= Directions =
Extract, from the listing that follows, each line containing the word "name".

- - - -

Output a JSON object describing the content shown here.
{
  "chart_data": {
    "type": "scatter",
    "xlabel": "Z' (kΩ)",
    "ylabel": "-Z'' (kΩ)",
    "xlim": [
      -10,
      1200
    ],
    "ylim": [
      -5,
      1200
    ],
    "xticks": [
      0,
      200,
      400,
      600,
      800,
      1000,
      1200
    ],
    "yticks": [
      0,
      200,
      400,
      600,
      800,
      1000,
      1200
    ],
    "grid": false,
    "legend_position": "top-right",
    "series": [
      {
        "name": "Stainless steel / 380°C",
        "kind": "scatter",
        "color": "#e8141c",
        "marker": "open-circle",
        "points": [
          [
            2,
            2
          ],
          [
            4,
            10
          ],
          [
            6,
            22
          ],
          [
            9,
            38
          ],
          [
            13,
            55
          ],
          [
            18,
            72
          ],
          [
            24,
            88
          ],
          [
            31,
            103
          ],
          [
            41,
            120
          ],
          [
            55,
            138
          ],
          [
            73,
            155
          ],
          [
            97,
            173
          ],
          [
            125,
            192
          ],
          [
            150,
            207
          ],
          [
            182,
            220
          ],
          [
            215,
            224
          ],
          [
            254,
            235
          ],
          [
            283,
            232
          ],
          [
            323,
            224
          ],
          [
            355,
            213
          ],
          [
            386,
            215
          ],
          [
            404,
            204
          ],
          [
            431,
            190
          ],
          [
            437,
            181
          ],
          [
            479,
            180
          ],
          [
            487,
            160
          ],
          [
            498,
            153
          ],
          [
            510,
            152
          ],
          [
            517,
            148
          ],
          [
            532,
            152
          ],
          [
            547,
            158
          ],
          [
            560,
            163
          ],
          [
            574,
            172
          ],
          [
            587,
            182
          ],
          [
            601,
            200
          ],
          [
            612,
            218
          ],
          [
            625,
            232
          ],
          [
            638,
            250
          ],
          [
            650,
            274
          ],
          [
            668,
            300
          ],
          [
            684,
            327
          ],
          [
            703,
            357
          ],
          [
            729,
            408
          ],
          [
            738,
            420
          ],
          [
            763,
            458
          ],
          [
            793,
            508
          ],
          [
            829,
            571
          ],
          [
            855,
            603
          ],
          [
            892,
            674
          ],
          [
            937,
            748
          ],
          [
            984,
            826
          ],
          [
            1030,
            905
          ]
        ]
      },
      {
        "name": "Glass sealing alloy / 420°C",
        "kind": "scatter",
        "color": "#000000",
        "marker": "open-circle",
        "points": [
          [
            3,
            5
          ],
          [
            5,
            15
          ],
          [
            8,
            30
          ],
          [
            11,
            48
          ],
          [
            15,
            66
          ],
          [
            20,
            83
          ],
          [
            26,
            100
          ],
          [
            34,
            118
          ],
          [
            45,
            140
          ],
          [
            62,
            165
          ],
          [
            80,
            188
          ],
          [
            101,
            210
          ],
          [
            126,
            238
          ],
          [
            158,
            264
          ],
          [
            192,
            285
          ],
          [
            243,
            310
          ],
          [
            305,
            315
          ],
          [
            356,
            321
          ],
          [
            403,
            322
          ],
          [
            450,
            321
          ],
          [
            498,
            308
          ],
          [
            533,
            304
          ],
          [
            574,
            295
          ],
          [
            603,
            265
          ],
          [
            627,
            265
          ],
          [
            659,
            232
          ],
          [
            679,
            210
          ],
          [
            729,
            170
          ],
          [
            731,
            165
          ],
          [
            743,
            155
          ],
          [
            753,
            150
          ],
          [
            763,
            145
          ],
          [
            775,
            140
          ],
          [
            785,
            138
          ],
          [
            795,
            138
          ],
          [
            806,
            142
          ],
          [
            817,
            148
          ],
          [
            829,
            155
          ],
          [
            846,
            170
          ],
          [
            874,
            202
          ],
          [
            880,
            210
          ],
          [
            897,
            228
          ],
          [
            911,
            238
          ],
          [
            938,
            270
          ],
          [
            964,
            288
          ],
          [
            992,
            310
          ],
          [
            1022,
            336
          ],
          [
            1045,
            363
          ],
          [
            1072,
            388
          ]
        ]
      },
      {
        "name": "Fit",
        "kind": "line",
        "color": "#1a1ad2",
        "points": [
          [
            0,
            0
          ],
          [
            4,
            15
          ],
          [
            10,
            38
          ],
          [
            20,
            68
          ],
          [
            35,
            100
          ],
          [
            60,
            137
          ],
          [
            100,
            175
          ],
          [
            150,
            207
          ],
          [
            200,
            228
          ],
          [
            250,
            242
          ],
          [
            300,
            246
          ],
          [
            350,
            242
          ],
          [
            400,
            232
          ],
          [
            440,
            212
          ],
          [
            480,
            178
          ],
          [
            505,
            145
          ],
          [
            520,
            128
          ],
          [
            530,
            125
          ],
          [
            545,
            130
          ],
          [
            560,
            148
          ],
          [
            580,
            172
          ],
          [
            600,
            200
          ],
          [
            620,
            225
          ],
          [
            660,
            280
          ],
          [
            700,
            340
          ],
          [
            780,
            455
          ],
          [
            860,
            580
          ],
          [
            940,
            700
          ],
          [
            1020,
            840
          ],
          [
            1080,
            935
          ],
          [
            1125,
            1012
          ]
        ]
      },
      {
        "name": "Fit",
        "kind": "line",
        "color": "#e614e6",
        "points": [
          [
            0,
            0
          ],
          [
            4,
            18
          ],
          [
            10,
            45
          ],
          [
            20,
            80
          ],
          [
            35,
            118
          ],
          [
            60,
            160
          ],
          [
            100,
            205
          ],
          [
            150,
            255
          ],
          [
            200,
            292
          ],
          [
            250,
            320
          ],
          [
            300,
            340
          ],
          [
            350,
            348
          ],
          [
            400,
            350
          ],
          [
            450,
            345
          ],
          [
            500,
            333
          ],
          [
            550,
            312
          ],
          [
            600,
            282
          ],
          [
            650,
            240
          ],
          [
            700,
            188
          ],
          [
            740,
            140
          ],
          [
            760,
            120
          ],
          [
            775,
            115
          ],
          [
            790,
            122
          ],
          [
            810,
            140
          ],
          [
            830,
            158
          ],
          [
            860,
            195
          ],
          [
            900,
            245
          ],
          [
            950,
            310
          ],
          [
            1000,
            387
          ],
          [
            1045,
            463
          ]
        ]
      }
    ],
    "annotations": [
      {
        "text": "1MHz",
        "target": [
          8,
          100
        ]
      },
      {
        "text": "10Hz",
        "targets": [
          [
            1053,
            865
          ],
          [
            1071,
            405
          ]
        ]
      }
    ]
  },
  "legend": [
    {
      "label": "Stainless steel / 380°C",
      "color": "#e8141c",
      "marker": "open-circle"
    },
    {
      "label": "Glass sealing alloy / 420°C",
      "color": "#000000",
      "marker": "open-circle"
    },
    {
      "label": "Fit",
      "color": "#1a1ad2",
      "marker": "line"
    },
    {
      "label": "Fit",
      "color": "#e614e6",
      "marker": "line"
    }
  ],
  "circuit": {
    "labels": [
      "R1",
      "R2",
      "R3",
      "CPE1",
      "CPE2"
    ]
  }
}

- - - -

= Result =
        "name": "Stainless steel / 380°C",
        "name": "Glass sealing alloy / 420°C",
        "name": "Fit",
        "name": "Fit",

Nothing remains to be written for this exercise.